- _Raw data_:
[Begin]

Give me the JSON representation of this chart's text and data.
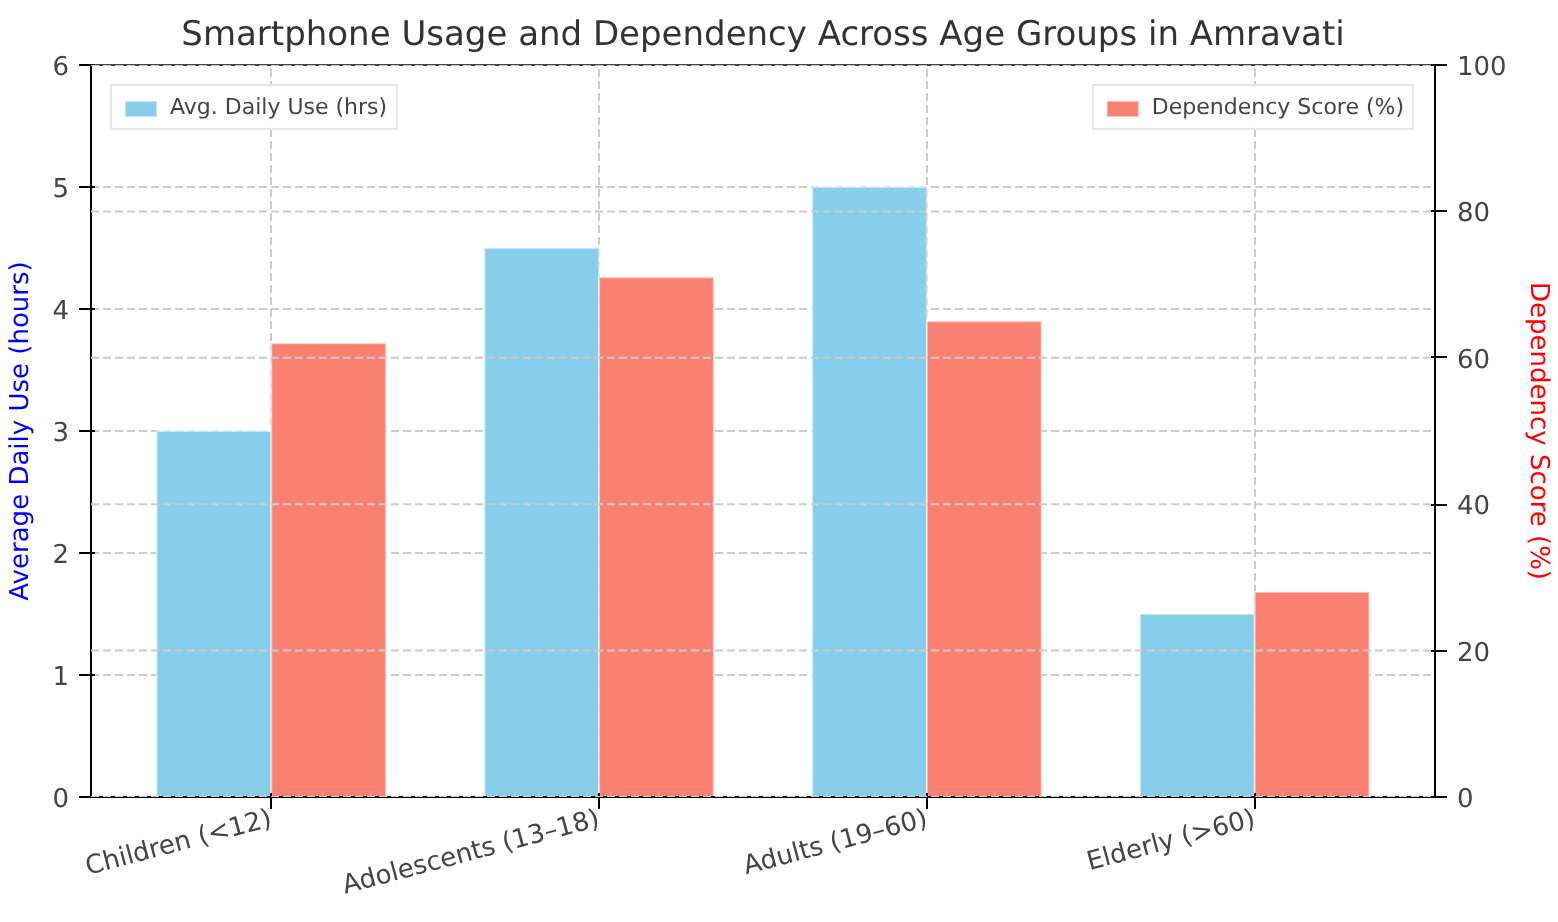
{
  "chart_data": {
    "type": "bar",
    "title": "Smartphone Usage and Dependency Across Age Groups in Amravati",
    "categories": [
      "Children (<12)",
      "Adolescents (13–18)",
      "Adults (19–60)",
      "Elderly (>60)"
    ],
    "ylabel": "Average Daily Use (hours)",
    "y2label": "Dependency Score (%)",
    "series": [
      {
        "name": "Avg. Daily Use (hrs)",
        "color": "#87ceeb",
        "values": [
          3,
          4.5,
          5,
          1.5
        ]
      },
      {
        "name": "Dependency Score (%)",
        "color": "#fa8072",
        "values": [
          62,
          71,
          65,
          28
        ],
        "axis": "y2"
      }
    ],
    "ylim": [
      0,
      6
    ],
    "yticks": [
      0,
      1,
      2,
      3,
      4,
      5,
      6
    ],
    "y2lim": [
      0,
      100
    ],
    "y2ticks": [
      0,
      20,
      40,
      60,
      80,
      100
    ],
    "grid": true,
    "legend": "top"
  }
}
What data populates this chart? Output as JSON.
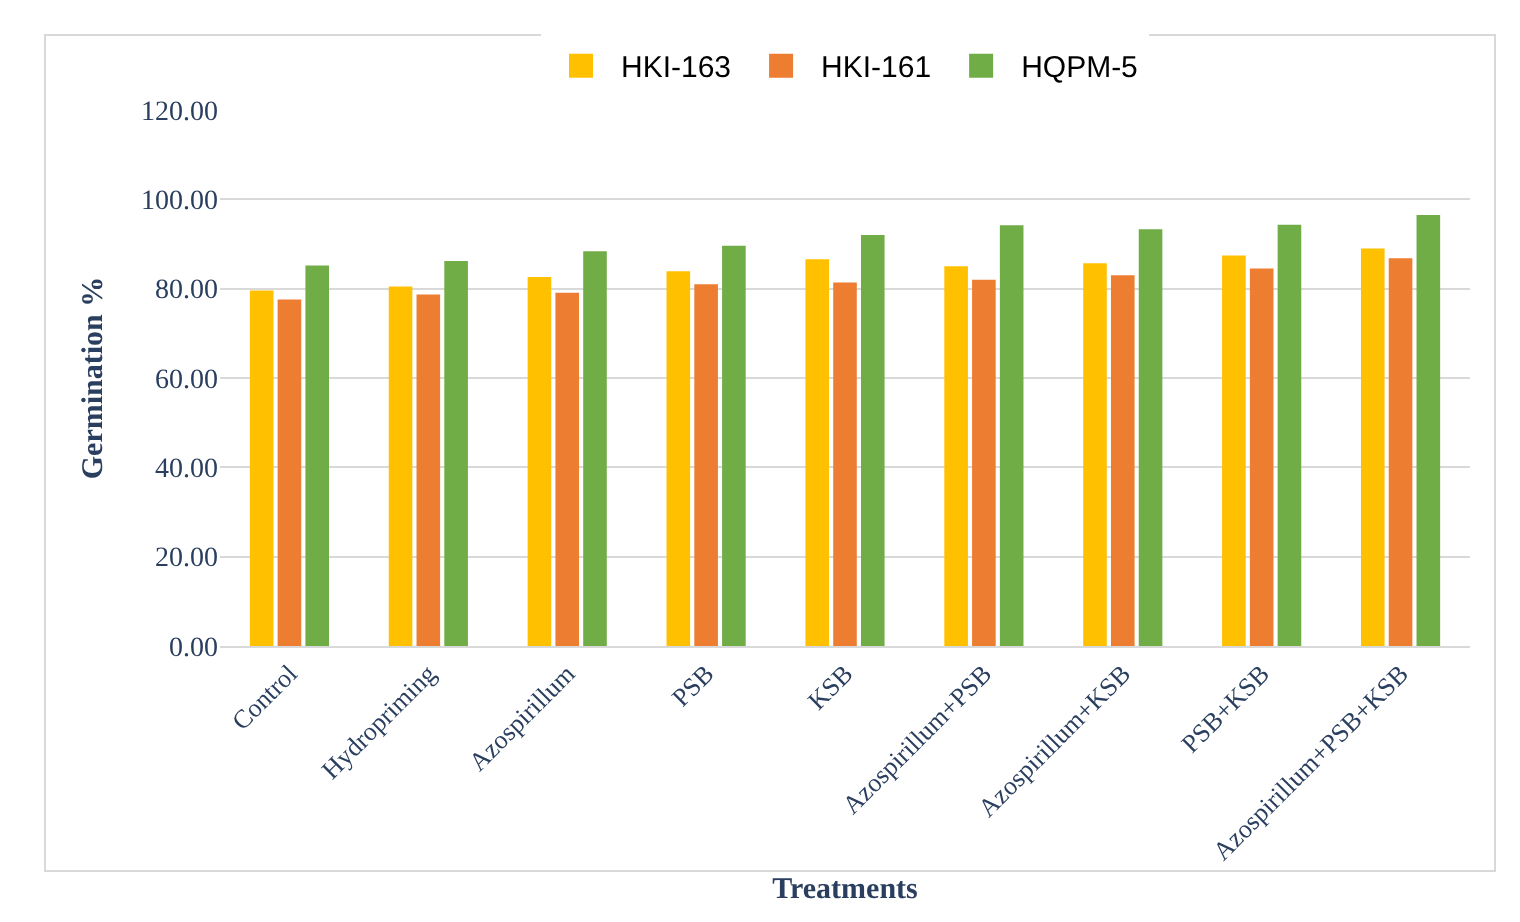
{
  "chart_data": {
    "type": "bar",
    "xlabel": "Treatments",
    "ylabel": "Germination %",
    "categories": [
      "Control",
      "Hydropriming",
      "Azospirillum",
      "PSB",
      "KSB",
      "Azospirillum+PSB",
      "Azospirillum+KSB",
      "PSB+KSB",
      "Azospirillum+PSB+KSB"
    ],
    "series": [
      {
        "name": "HKI-163",
        "color": "#ffc000",
        "values": [
          79.6,
          80.5,
          82.6,
          83.9,
          86.6,
          85.0,
          85.7,
          87.4,
          89.0
        ]
      },
      {
        "name": "HKI-161",
        "color": "#ed7d31",
        "values": [
          77.6,
          78.7,
          79.1,
          81.0,
          81.4,
          82.0,
          83.0,
          84.5,
          86.8
        ]
      },
      {
        "name": "HQPM-5",
        "color": "#70ad47",
        "values": [
          85.2,
          86.2,
          88.4,
          89.6,
          92.0,
          94.2,
          93.3,
          94.3,
          96.5
        ]
      }
    ],
    "ylim": [
      0,
      120
    ],
    "yticks": [
      {
        "value": 0,
        "label": "0.00"
      },
      {
        "value": 20,
        "label": "20.00"
      },
      {
        "value": 40,
        "label": "40.00"
      },
      {
        "value": 60,
        "label": "60.00"
      },
      {
        "value": 80,
        "label": "80.00"
      },
      {
        "value": 100,
        "label": "100.00"
      },
      {
        "value": 120,
        "label": "120.00"
      }
    ],
    "grid": "y",
    "legend": "top"
  }
}
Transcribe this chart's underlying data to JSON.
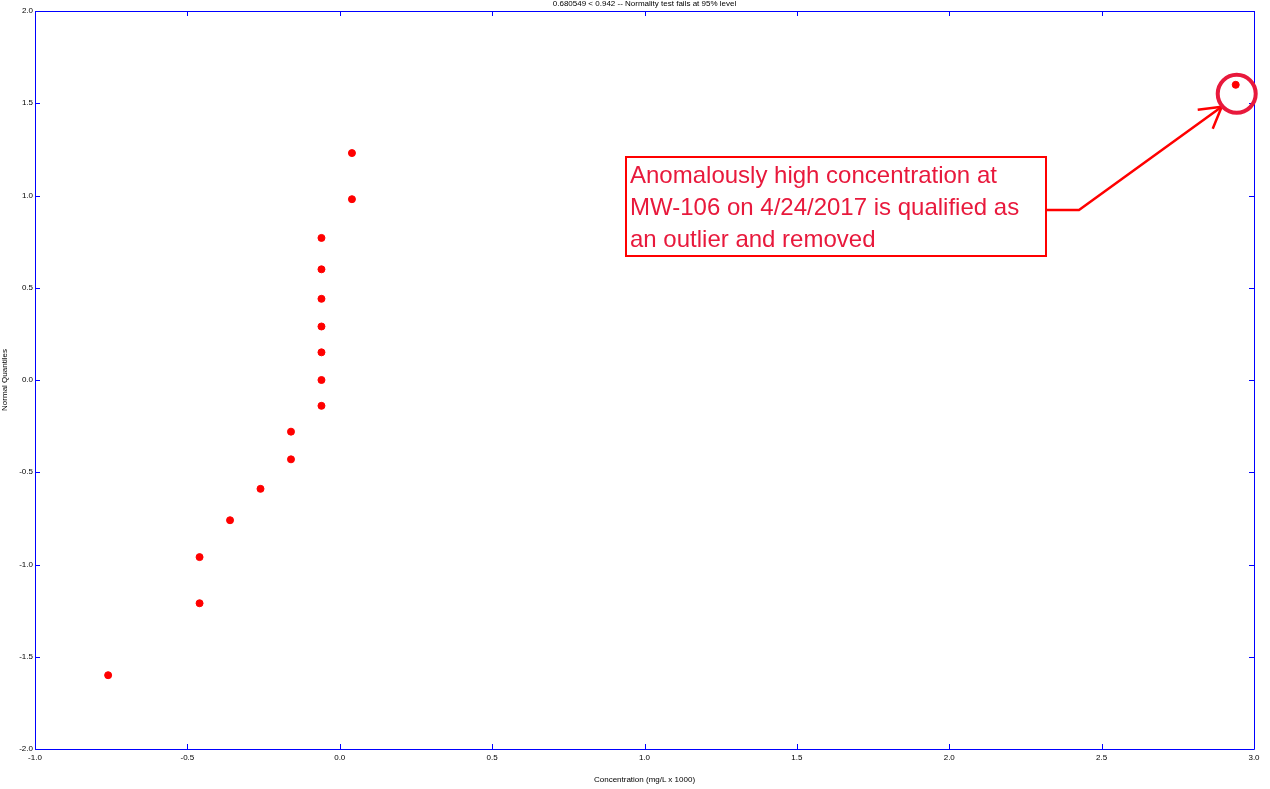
{
  "chart_data": {
    "type": "scatter",
    "title": "0.680549 < 0.942 -- Normality test fails at 95% level",
    "xlabel": "Concentration (mg/L x 1000)",
    "ylabel": "Normal Quantiles",
    "x": [
      -0.76,
      -0.46,
      -0.46,
      -0.36,
      -0.26,
      -0.16,
      -0.16,
      -0.06,
      -0.06,
      -0.06,
      -0.06,
      -0.06,
      -0.06,
      -0.06,
      0.04,
      0.04,
      2.94
    ],
    "series": [
      {
        "color": "#ff0000",
        "values": [
          -1.6,
          -1.21,
          -0.96,
          -0.76,
          -0.59,
          -0.43,
          -0.28,
          -0.14,
          0.0,
          0.15,
          0.29,
          0.44,
          0.6,
          0.77,
          0.98,
          1.23,
          1.6
        ]
      }
    ],
    "xlim": [
      -1,
      3
    ],
    "ylim": [
      -2,
      2
    ],
    "xticks": [
      {
        "value": -1,
        "label": "-1.0"
      },
      -0.5,
      {
        "value": 0,
        "label": "0.0"
      },
      0.5,
      {
        "value": 1,
        "label": "1.0"
      },
      1.5,
      {
        "value": 2,
        "label": "2.0"
      },
      2.5,
      {
        "value": 3,
        "label": "3.0"
      }
    ],
    "yticks": [
      {
        "value": -2,
        "label": "-2.0"
      },
      -1.5,
      {
        "value": -1,
        "label": "-1.0"
      },
      -0.5,
      {
        "value": 0,
        "label": "0.0"
      },
      0.5,
      {
        "value": 1,
        "label": "1.0"
      },
      1.5,
      {
        "value": 2,
        "label": "2.0"
      }
    ],
    "annotations": [
      "Anomalously high concentration at MW-106 on 4/24/2017 is qualified as an outlier and removed"
    ],
    "grid": false,
    "legend": false,
    "marker": "circle"
  }
}
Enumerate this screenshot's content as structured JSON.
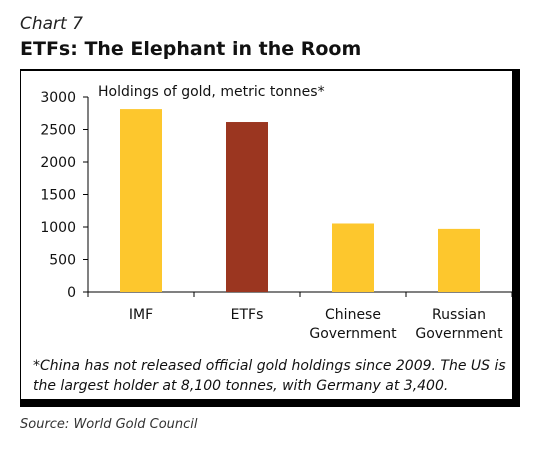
{
  "chart_number": "Chart 7",
  "title": "ETFs: The Elephant in the Room",
  "note": "*China has not released official gold holdings since 2009. The US is the largest holder at 8,100  tonnes, with Germany at 3,400.",
  "source": "Source: World Gold Council",
  "chart_data": {
    "type": "bar",
    "title": "ETFs: The Elephant in the Room",
    "ylabel": "Holdings of gold, metric tonnes*",
    "categories": [
      [
        "IMF"
      ],
      [
        "ETFs"
      ],
      [
        "Chinese",
        "Government"
      ],
      [
        "Russian",
        "Government"
      ]
    ],
    "values": [
      2814,
      2615,
      1054,
      971
    ],
    "colors": [
      "#FDC72D",
      "#9B3620",
      "#FDC72D",
      "#FDC72D"
    ],
    "ylim": [
      0,
      3000
    ],
    "yticks": [
      0,
      500,
      1000,
      1500,
      2000,
      2500,
      3000
    ],
    "grid": false,
    "legend": "none"
  }
}
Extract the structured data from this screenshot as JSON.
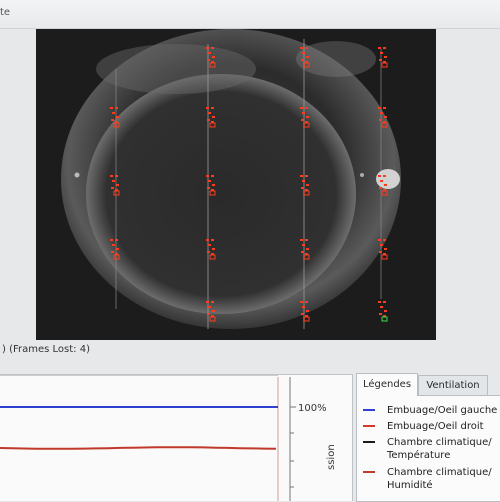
{
  "window": {
    "title_fragment": "te"
  },
  "video": {
    "status_text": ") (Frames Lost: 4)",
    "markers": [
      {
        "col": 1,
        "row": 0
      },
      {
        "col": 2,
        "row": 0
      },
      {
        "col": 3,
        "row": 0
      },
      {
        "col": 0,
        "row": 1
      },
      {
        "col": 1,
        "row": 1
      },
      {
        "col": 2,
        "row": 1
      },
      {
        "col": 3,
        "row": 1
      },
      {
        "col": 0,
        "row": 2
      },
      {
        "col": 1,
        "row": 2
      },
      {
        "col": 2,
        "row": 2
      },
      {
        "col": 3,
        "row": 2
      },
      {
        "col": 0,
        "row": 3
      },
      {
        "col": 1,
        "row": 3
      },
      {
        "col": 2,
        "row": 3
      },
      {
        "col": 3,
        "row": 3
      },
      {
        "col": 1,
        "row": 4
      },
      {
        "col": 2,
        "row": 4
      },
      {
        "col": 3,
        "row": 4,
        "highlight": true
      }
    ],
    "marker_color": "#ff3b1f",
    "highlight_color": "#3ddc3d"
  },
  "chart": {
    "percent_label": "100%",
    "axis_title_fragment": "ssion",
    "series": [
      {
        "name": "Embuage/Oeil gauche",
        "color": "#2f3fd0",
        "level": 1.0
      },
      {
        "name": "Embuage/Oeil droit",
        "color": "#c0392b",
        "level": 0.78
      }
    ]
  },
  "legend": {
    "tabs": [
      "Légendes",
      "Ventilation"
    ],
    "items": [
      {
        "label": "Embuage/Oeil gauche",
        "color": "#2f3fd0"
      },
      {
        "label": "Embuage/Oeil droit",
        "color": "#d23a2a"
      },
      {
        "label": "Chambre climatique/ Température",
        "color": "#1a1a1a"
      },
      {
        "label": "Chambre climatique/ Humidité",
        "color": "#c0392b"
      }
    ]
  }
}
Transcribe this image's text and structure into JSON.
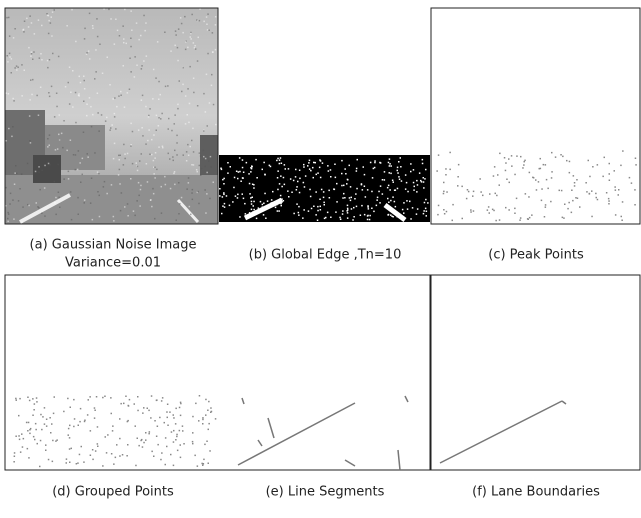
{
  "panels": [
    {
      "caption": "(a) Gaussian Noise Image",
      "caption_line2": "Variance=0.01"
    },
    {
      "caption": "(b) Global Edge ,Tn=10"
    },
    {
      "caption": "(c) Peak Points"
    },
    {
      "caption": "(d) Grouped Points"
    },
    {
      "caption": "(e) Line Segments"
    },
    {
      "caption": "(f) Lane Boundaries"
    }
  ]
}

[End]

- _What needs to be done_: In the lines above, find each one with "droit" and list it.

- _Task result_:
        "name": "Embuage/Oeil droit",
        "label": "Embuage/Oeil droit",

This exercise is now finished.